EXTRACTED RECORDS -
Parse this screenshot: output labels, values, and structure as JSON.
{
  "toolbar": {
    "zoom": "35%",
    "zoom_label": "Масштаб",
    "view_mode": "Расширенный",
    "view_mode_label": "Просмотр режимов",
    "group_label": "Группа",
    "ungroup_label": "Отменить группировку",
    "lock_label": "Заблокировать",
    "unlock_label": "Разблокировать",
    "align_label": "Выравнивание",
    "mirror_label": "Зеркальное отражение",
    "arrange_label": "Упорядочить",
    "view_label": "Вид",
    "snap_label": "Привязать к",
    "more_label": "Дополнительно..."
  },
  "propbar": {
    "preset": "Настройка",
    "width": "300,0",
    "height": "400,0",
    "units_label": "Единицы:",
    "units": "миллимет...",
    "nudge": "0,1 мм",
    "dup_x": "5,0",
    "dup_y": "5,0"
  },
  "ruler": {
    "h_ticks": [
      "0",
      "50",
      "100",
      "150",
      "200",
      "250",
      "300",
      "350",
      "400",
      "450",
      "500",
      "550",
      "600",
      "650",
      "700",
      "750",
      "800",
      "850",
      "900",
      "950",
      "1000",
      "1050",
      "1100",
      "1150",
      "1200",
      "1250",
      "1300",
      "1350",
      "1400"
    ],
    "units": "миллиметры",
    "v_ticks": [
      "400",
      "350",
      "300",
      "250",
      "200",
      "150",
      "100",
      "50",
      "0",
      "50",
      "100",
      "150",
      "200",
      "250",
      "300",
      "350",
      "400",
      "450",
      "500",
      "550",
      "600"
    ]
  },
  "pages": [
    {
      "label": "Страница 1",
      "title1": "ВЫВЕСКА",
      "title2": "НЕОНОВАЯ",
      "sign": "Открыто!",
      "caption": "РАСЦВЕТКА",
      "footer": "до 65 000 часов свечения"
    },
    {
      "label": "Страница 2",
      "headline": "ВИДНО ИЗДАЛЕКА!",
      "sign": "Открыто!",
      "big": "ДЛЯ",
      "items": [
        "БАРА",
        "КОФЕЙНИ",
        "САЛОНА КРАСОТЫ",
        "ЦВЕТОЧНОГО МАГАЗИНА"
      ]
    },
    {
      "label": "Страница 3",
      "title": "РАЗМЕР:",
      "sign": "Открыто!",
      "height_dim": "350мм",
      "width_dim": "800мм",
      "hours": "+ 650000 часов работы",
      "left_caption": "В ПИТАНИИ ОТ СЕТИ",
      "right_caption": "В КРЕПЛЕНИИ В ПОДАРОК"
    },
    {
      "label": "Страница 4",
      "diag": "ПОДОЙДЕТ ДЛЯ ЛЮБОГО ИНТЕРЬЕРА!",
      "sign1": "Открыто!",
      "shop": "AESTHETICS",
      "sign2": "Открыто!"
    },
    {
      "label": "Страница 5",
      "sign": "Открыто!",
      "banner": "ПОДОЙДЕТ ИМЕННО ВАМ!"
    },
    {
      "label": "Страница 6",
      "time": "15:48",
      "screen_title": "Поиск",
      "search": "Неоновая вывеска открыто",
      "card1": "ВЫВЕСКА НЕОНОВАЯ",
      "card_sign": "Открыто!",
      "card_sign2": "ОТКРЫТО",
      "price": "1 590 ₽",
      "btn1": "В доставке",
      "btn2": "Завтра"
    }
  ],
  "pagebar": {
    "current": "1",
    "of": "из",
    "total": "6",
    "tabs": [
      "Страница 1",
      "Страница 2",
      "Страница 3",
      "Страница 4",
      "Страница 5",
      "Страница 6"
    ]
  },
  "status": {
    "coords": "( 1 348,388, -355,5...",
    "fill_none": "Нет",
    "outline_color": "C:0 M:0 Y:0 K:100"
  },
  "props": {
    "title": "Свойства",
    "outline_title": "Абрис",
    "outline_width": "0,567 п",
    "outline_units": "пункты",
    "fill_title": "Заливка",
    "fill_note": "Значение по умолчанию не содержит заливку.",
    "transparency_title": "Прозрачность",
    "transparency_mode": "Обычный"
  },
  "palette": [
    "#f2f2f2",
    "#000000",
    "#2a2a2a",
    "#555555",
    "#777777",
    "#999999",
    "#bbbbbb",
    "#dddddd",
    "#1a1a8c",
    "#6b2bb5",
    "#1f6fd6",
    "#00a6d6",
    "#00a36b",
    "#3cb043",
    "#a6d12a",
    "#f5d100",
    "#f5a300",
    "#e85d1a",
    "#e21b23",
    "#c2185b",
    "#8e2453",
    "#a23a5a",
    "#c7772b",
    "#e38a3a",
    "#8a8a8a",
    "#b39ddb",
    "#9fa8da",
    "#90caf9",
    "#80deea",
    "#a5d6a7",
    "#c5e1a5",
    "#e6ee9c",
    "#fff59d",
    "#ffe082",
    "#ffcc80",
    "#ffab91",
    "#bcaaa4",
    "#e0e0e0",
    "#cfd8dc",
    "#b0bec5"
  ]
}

EXERCISE TASK - Set every line of the listing down word for word.

EXERCISE SOLUTION -
Parse this screenshot: output labels, values, and structure as JSON.
{
  "toolbar": {
    "zoom": "35%",
    "zoom_label": "Масштаб",
    "view_mode": "Расширенный",
    "view_mode_label": "Просмотр режимов",
    "group_label": "Группа",
    "ungroup_label": "Отменить группировку",
    "lock_label": "Заблокировать",
    "unlock_label": "Разблокировать",
    "align_label": "Выравнивание",
    "mirror_label": "Зеркальное отражение",
    "arrange_label": "Упорядочить",
    "view_label": "Вид",
    "snap_label": "Привязать к",
    "more_label": "Дополнительно..."
  },
  "propbar": {
    "preset": "Настройка",
    "width": "300,0",
    "height": "400,0",
    "units_label": "Единицы:",
    "units": "миллимет...",
    "nudge": "0,1 мм",
    "dup_x": "5,0",
    "dup_y": "5,0"
  },
  "ruler": {
    "h_ticks": [
      "0",
      "50",
      "100",
      "150",
      "200",
      "250",
      "300",
      "350",
      "400",
      "450",
      "500",
      "550",
      "600",
      "650",
      "700",
      "750",
      "800",
      "850",
      "900",
      "950",
      "1000",
      "1050",
      "1100",
      "1150",
      "1200",
      "1250",
      "1300",
      "1350",
      "1400"
    ],
    "units": "миллиметры",
    "v_ticks": [
      "400",
      "350",
      "300",
      "250",
      "200",
      "150",
      "100",
      "50",
      "0",
      "50",
      "100",
      "150",
      "200",
      "250",
      "300",
      "350",
      "400",
      "450",
      "500",
      "550",
      "600"
    ]
  },
  "pages": [
    {
      "label": "Страница 1",
      "title1": "ВЫВЕСКА",
      "title2": "НЕОНОВАЯ",
      "sign": "Открыто!",
      "caption": "РАСЦВЕТКА",
      "footer": "до 65 000 часов свечения"
    },
    {
      "label": "Страница 2",
      "headline": "ВИДНО ИЗДАЛЕКА!",
      "sign": "Открыто!",
      "big": "ДЛЯ",
      "items": [
        "БАРА",
        "КОФЕЙНИ",
        "САЛОНА КРАСОТЫ",
        "ЦВЕТОЧНОГО МАГАЗИНА"
      ]
    },
    {
      "label": "Страница 3",
      "title": "РАЗМЕР:",
      "sign": "Открыто!",
      "height_dim": "350мм",
      "width_dim": "800мм",
      "hours": "+ 650000 часов работы",
      "left_caption": "В ПИТАНИИ ОТ СЕТИ",
      "right_caption": "В КРЕПЛЕНИИ В ПОДАРОК"
    },
    {
      "label": "Страница 4",
      "diag": "ПОДОЙДЕТ ДЛЯ ЛЮБОГО ИНТЕРЬЕРА!",
      "sign1": "Открыто!",
      "shop": "AESTHETICS",
      "sign2": "Открыто!"
    },
    {
      "label": "Страница 5",
      "sign": "Открыто!",
      "banner": "ПОДОЙДЕТ ИМЕННО ВАМ!"
    },
    {
      "label": "Страница 6",
      "time": "15:48",
      "screen_title": "Поиск",
      "search": "Неоновая вывеска открыто",
      "card1": "ВЫВЕСКА НЕОНОВАЯ",
      "card_sign": "Открыто!",
      "card_sign2": "ОТКРЫТО",
      "price": "1 590 ₽",
      "btn1": "В доставке",
      "btn2": "Завтра"
    }
  ],
  "pagebar": {
    "current": "1",
    "of": "из",
    "total": "6",
    "tabs": [
      "Страница 1",
      "Страница 2",
      "Страница 3",
      "Страница 4",
      "Страница 5",
      "Страница 6"
    ]
  },
  "status": {
    "coords": "( 1 348,388, -355,5...",
    "fill_none": "Нет",
    "outline_color": "C:0 M:0 Y:0 K:100"
  },
  "props": {
    "title": "Свойства",
    "outline_title": "Абрис",
    "outline_width": "0,567 п",
    "outline_units": "пункты",
    "fill_title": "Заливка",
    "fill_note": "Значение по умолчанию не содержит заливку.",
    "transparency_title": "Прозрачность",
    "transparency_mode": "Обычный"
  },
  "palette": [
    "#f2f2f2",
    "#000000",
    "#2a2a2a",
    "#555555",
    "#777777",
    "#999999",
    "#bbbbbb",
    "#dddddd",
    "#1a1a8c",
    "#6b2bb5",
    "#1f6fd6",
    "#00a6d6",
    "#00a36b",
    "#3cb043",
    "#a6d12a",
    "#f5d100",
    "#f5a300",
    "#e85d1a",
    "#e21b23",
    "#c2185b",
    "#8e2453",
    "#a23a5a",
    "#c7772b",
    "#e38a3a",
    "#8a8a8a",
    "#b39ddb",
    "#9fa8da",
    "#90caf9",
    "#80deea",
    "#a5d6a7",
    "#c5e1a5",
    "#e6ee9c",
    "#fff59d",
    "#ffe082",
    "#ffcc80",
    "#ffab91",
    "#bcaaa4",
    "#e0e0e0",
    "#cfd8dc",
    "#b0bec5"
  ]
}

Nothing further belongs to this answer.